Exercise:
Repeat the stretch of lines in the records from the line containing "sunrise-time: 7:10am <box>218" through the line containing "tide-area <box>44 310 752 431</box>", and nothing else.

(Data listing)
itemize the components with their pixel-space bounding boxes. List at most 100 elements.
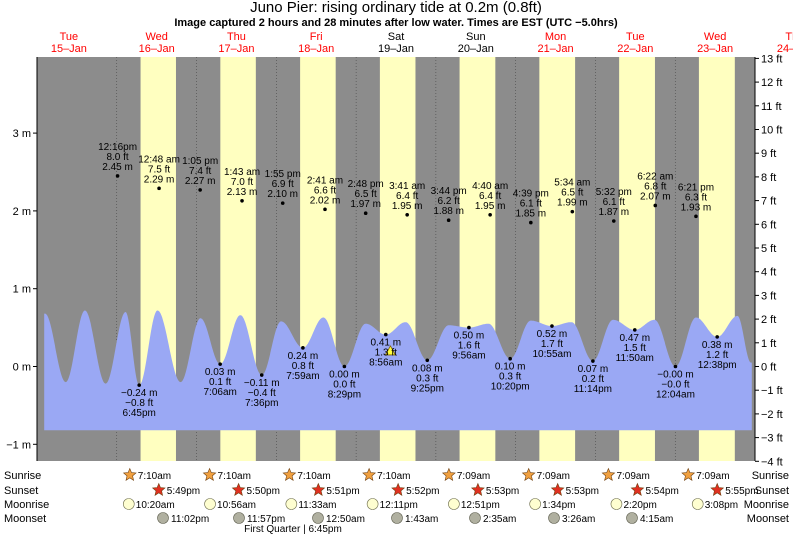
sunrise-time: 7:10am <box>218 471 251 482</box>
low-tide-point <box>218 362 222 366</box>
high-tide-point <box>323 207 327 212</box>
high-tide-time: 6:22 am <box>637 171 673 182</box>
low-tide-time: 11:50am <box>616 353 654 364</box>
high-tide-point <box>611 219 616 223</box>
low-tide-point <box>259 373 264 377</box>
left-axis-tick-label: −1 m <box>6 439 31 451</box>
low-tide-height-ft: 0.2 ft <box>582 374 604 385</box>
low-tide-point <box>508 356 512 361</box>
high-tide-point <box>570 209 575 214</box>
low-tide-height-ft: 1.2 ft <box>706 350 728 361</box>
high-tide-height-m: 2.02 m <box>310 195 341 206</box>
day-name: Thu <box>227 31 246 43</box>
sunset-icon <box>470 482 485 496</box>
day-date: 15–Jan <box>51 43 87 55</box>
moonset-icon <box>469 512 481 524</box>
moonset-icon <box>233 512 245 524</box>
right-axis-tick-label: 7 ft <box>761 196 776 208</box>
high-tide-height-ft: 6.4 ft <box>396 191 418 202</box>
row-label-left-sunrise: Sunrise <box>4 470 41 482</box>
sunrise-time: 7:09am <box>616 471 649 482</box>
high-tide-height-ft: 6.6 ft <box>314 185 336 196</box>
tide-area <box>44 310 752 431</box>
right-axis-tick-label: 0 ft <box>761 362 776 374</box>
left-axis-tick-label: 2 m <box>13 206 31 218</box>
low-tide-time: 8:29pm <box>328 390 361 401</box>
day-date: 21–Jan <box>538 43 574 55</box>
high-tide-time: 4:40 am <box>472 181 508 192</box>
moonrise-time: 11:33am <box>298 500 336 511</box>
high-tide-height-ft: 7.5 ft <box>148 164 170 175</box>
high-tide-height-ft: 6.9 ft <box>272 179 294 190</box>
moonset-time: 11:02pm <box>171 514 209 525</box>
right-axis-tick-label: 8 ft <box>761 172 776 184</box>
sunset-icon <box>550 482 565 496</box>
high-tide-point <box>198 188 202 192</box>
low-tide-height-ft: −0.0 ft <box>661 380 689 391</box>
high-tide-time: 6:21 pm <box>678 182 714 193</box>
high-tide-height-m: 1.93 m <box>681 202 712 213</box>
moonset-time: 11:57pm <box>247 514 285 525</box>
high-tide-height-ft: 6.5 ft <box>561 188 583 199</box>
low-tide-time: 12:04am <box>656 390 695 401</box>
low-tide-height-m: 0.10 m <box>495 362 526 373</box>
low-tide-height-m: −0.24 m <box>121 388 157 399</box>
chart-title: Juno Pier: rising ordinary tide at 0.2m … <box>250 0 542 16</box>
high-tide-time: 1:43 am <box>224 167 260 178</box>
moonset-icon <box>157 512 169 524</box>
sunset-icon <box>630 482 645 496</box>
low-tide-height-m: 0.41 m <box>370 338 401 349</box>
day-date: 17–Jan <box>218 43 254 55</box>
sunset-icon <box>391 482 406 496</box>
moonrise-icon <box>285 498 298 510</box>
low-tide-height-ft: 0.0 ft <box>333 380 355 391</box>
current-tide-marker <box>384 345 397 356</box>
high-tide-height-ft: 7.0 ft <box>231 177 253 188</box>
sunset-time: 5:55pm <box>725 486 758 497</box>
moonrise-time: 1:34pm <box>542 500 575 511</box>
high-tide-height-m: 1.85 m <box>516 209 547 220</box>
sunset-time: 5:50pm <box>247 486 280 497</box>
sunset-time: 5:51pm <box>326 486 359 497</box>
high-tide-height-m: 2.27 m <box>185 176 216 187</box>
moonset-time: 1:43am <box>405 514 438 525</box>
sunrise-time: 7:10am <box>377 471 410 482</box>
right-axis-tick-label: 5 ft <box>761 243 776 255</box>
low-tide-height-ft: 1.6 ft <box>458 341 480 352</box>
row-label-left-sunset: Sunset <box>4 485 38 497</box>
low-tide-time: 10:20pm <box>491 382 530 393</box>
low-tide-time: 12:38pm <box>698 360 737 371</box>
row-label-left-moonset: Moonset <box>4 513 46 525</box>
moonset-time: 12:50am <box>326 514 365 525</box>
right-axis-tick-label: 10 ft <box>761 125 782 137</box>
low-tide-time: 7:36pm <box>245 398 278 409</box>
right-axis-tick-label: −1 ft <box>761 385 783 397</box>
high-tide-time: 5:34 am <box>554 178 590 189</box>
high-tide-height-m: 2.10 m <box>267 189 298 200</box>
day-date: 23–Jan <box>697 43 733 55</box>
high-tide-point <box>653 203 658 208</box>
high-tide-height-ft: 6.2 ft <box>438 196 460 207</box>
right-axis-tick-label: 9 ft <box>761 148 776 160</box>
low-tide-time: 11:14pm <box>574 384 612 395</box>
row-label-right-moonrise: Moonrise <box>744 499 789 511</box>
moonset-icon <box>391 512 403 524</box>
sunrise-icon <box>282 467 297 481</box>
high-tide-height-m: 1.97 m <box>350 199 381 210</box>
sunset-icon <box>151 482 166 496</box>
high-tide-height-m: 1.88 m <box>433 206 464 217</box>
right-axis-tick-label: 2 ft <box>761 314 776 326</box>
low-tide-height-ft: −0.4 ft <box>248 388 276 399</box>
right-axis-tick-label: 11 ft <box>761 101 782 113</box>
low-tide-height-m: 0.52 m <box>537 329 568 340</box>
high-tide-height-m: 2.29 m <box>144 174 175 185</box>
day-name: Tue <box>60 31 79 43</box>
high-tide-time: 12:16pm <box>98 142 137 153</box>
day-date: 19–Jan <box>378 43 414 55</box>
high-tide-height-m: 2.13 m <box>227 187 258 198</box>
sunset-time: 5:53pm <box>486 486 519 497</box>
chart-subtitle: Image captured 2 hours and 28 minutes af… <box>174 17 618 29</box>
low-tide-point <box>632 328 637 332</box>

Task output:
sunrise-time: 7:10am <box>218 471 251 482</box>
low-tide-point <box>218 362 222 366</box>
high-tide-point <box>323 207 327 212</box>
high-tide-time: 6:22 am <box>637 171 673 182</box>
low-tide-time: 11:50am <box>616 353 654 364</box>
high-tide-point <box>611 219 616 223</box>
low-tide-point <box>259 373 264 377</box>
left-axis-tick-label: −1 m <box>6 439 31 451</box>
low-tide-height-ft: 0.2 ft <box>582 374 604 385</box>
low-tide-point <box>508 356 512 361</box>
high-tide-point <box>570 209 575 214</box>
low-tide-height-ft: 1.2 ft <box>706 350 728 361</box>
high-tide-height-m: 2.02 m <box>310 195 341 206</box>
day-name: Thu <box>227 31 246 43</box>
sunset-icon <box>470 482 485 496</box>
day-date: 15–Jan <box>51 43 87 55</box>
moonset-icon <box>469 512 481 524</box>
moonset-icon <box>233 512 245 524</box>
right-axis-tick-label: 7 ft <box>761 196 776 208</box>
high-tide-height-ft: 6.4 ft <box>396 191 418 202</box>
row-label-left-sunrise: Sunrise <box>4 470 41 482</box>
sunrise-time: 7:09am <box>616 471 649 482</box>
high-tide-height-ft: 6.6 ft <box>314 185 336 196</box>
tide-area <box>44 310 752 431</box>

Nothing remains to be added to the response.